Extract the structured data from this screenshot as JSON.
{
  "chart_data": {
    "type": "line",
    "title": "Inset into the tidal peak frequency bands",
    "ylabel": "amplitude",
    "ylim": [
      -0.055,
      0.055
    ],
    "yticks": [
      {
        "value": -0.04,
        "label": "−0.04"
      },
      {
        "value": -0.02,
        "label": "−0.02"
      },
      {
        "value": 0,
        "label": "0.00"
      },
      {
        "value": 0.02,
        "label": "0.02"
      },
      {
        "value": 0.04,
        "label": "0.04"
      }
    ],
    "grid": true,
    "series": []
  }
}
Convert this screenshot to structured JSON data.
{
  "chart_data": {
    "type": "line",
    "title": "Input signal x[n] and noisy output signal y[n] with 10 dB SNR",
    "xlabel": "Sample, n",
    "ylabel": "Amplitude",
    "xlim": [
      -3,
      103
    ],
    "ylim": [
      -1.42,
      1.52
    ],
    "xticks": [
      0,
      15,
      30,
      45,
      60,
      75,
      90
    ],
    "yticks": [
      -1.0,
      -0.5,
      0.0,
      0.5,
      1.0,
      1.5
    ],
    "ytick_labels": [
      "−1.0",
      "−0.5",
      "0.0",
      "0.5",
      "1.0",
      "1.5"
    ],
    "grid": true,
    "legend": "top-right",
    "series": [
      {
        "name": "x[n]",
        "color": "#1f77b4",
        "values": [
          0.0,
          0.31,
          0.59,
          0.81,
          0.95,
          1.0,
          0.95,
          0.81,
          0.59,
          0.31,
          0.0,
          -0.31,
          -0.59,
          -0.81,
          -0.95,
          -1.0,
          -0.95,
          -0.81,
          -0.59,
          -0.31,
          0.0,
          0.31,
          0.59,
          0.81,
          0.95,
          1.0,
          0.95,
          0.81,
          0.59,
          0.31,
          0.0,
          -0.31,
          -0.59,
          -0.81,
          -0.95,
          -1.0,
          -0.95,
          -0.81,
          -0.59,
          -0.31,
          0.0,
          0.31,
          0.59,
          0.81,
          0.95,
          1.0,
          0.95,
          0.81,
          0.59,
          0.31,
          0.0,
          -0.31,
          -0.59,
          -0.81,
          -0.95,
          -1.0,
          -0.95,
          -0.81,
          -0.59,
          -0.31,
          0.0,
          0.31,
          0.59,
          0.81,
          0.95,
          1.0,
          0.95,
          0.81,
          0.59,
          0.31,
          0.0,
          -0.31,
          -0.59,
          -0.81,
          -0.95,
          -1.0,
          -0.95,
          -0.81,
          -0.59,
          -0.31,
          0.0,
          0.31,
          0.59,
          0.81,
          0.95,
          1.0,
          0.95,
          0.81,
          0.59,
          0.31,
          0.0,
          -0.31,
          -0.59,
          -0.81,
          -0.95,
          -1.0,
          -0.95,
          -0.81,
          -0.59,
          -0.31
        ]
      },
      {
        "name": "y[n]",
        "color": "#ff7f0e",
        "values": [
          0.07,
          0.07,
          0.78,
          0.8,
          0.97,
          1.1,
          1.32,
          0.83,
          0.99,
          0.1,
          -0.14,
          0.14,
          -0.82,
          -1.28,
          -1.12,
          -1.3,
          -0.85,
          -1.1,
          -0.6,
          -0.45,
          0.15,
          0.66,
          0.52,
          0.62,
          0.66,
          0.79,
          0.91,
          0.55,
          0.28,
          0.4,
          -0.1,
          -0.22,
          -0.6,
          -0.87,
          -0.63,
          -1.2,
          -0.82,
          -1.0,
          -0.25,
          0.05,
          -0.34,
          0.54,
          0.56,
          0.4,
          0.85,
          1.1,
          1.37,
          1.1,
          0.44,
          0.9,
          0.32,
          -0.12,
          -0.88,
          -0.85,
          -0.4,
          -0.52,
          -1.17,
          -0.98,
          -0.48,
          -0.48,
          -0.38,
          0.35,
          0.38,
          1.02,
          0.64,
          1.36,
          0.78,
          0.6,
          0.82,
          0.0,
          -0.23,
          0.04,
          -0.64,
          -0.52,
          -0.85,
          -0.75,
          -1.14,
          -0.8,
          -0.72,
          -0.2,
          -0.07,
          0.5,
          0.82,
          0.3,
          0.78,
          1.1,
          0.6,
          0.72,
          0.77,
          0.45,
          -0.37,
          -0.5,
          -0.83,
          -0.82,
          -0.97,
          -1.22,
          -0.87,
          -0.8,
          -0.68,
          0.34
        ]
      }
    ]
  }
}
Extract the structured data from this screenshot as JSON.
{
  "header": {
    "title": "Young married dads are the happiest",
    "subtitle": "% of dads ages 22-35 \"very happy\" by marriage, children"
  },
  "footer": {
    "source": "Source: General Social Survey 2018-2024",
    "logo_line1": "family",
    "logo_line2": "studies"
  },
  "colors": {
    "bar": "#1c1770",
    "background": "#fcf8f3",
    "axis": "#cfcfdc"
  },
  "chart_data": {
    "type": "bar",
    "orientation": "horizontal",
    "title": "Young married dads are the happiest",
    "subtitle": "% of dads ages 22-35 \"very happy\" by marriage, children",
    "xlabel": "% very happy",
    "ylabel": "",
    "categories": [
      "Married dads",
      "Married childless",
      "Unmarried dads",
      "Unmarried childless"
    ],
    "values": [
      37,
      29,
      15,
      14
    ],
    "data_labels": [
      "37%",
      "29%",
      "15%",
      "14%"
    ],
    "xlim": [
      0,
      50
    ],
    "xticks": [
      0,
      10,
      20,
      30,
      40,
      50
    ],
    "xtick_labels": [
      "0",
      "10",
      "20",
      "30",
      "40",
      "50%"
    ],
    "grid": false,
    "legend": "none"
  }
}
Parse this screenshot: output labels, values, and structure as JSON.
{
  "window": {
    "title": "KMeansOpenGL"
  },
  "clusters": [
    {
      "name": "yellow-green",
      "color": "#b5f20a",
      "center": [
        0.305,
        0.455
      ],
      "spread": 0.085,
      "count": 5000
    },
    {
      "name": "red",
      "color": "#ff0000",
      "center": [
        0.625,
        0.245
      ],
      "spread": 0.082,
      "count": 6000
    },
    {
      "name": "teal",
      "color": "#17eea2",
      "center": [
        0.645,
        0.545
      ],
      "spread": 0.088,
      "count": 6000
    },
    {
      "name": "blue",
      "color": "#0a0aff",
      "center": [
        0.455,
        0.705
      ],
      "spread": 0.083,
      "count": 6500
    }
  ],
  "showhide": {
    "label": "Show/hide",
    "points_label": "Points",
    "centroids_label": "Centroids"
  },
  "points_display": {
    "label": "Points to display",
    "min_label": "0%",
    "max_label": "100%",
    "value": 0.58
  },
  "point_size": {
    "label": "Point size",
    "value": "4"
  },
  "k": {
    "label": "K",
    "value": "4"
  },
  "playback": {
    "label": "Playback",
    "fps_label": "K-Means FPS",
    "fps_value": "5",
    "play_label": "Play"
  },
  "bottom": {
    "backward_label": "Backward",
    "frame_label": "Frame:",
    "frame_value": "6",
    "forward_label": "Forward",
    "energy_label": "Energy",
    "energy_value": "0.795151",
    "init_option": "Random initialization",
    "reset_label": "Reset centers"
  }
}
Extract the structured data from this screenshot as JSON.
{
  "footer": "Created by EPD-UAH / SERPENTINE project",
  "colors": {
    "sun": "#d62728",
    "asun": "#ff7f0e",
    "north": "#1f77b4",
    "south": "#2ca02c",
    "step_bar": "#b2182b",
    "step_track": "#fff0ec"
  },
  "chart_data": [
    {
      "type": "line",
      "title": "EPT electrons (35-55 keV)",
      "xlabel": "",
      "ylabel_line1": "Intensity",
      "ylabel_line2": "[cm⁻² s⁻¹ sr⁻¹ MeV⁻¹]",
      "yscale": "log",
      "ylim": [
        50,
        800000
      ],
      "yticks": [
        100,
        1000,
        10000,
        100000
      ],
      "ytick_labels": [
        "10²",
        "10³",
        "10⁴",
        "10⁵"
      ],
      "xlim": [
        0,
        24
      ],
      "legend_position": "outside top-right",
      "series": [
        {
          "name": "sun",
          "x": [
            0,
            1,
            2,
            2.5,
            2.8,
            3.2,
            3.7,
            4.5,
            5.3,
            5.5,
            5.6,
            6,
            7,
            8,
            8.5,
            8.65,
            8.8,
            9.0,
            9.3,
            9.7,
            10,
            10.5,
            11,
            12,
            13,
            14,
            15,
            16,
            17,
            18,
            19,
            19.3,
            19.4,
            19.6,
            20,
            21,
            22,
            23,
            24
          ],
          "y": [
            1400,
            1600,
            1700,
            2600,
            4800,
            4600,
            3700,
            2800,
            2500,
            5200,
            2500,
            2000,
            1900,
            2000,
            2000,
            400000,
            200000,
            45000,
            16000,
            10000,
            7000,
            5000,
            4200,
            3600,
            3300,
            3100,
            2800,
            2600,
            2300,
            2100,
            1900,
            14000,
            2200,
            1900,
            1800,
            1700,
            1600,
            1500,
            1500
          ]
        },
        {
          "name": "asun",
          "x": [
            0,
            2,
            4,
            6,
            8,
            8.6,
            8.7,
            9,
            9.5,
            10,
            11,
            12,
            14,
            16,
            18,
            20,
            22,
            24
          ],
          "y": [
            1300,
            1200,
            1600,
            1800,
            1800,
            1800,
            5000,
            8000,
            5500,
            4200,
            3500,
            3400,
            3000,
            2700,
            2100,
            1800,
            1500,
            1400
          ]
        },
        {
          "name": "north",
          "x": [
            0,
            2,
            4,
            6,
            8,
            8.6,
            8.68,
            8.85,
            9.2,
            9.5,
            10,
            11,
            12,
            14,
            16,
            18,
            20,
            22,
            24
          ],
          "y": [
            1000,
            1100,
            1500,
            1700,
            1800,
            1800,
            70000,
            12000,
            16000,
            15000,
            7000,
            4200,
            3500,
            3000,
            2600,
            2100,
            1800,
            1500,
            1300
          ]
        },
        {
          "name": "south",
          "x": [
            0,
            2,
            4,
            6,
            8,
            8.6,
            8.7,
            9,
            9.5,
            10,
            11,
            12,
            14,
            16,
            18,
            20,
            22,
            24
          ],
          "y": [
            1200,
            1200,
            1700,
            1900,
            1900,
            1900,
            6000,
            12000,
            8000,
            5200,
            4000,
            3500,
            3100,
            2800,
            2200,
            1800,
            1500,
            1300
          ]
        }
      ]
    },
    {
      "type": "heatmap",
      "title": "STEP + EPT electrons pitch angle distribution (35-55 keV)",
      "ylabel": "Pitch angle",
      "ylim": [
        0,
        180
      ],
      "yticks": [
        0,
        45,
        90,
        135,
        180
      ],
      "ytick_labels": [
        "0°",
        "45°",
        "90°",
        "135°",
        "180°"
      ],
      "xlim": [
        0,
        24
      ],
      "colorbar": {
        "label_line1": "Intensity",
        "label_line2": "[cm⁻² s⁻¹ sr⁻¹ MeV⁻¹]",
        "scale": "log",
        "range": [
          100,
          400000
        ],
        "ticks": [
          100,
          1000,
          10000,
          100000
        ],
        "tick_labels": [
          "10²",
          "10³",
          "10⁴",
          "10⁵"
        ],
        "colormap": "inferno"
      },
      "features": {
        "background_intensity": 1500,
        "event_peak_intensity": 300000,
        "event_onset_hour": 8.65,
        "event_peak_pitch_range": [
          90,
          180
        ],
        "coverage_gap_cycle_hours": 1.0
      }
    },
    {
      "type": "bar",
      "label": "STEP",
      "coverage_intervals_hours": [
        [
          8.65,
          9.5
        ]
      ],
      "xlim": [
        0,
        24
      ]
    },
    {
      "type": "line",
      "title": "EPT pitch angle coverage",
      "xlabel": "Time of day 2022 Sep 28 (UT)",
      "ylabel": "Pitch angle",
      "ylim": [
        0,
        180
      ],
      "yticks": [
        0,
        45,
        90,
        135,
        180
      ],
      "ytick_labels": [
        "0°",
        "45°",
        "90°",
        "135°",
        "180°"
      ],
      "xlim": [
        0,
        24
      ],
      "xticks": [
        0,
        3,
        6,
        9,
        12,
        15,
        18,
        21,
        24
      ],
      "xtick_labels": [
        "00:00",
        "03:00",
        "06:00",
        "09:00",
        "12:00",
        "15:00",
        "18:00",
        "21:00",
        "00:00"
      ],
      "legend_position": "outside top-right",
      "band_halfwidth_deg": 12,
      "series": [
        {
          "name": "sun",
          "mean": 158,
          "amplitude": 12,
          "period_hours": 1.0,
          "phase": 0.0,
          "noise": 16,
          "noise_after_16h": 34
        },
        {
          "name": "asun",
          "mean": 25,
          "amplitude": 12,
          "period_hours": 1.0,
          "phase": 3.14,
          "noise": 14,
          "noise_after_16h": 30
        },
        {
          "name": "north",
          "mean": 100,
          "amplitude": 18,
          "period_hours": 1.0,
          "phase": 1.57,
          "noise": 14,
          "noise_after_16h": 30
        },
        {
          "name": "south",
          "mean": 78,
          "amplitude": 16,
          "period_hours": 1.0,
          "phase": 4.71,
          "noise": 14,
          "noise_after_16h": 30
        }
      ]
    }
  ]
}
* * * * * * * * *
Find the lines containing "values" and pull them out.

        "values": [
        "values": [
    "values": [
Parse this screenshot: output labels, values, and structure as JSON.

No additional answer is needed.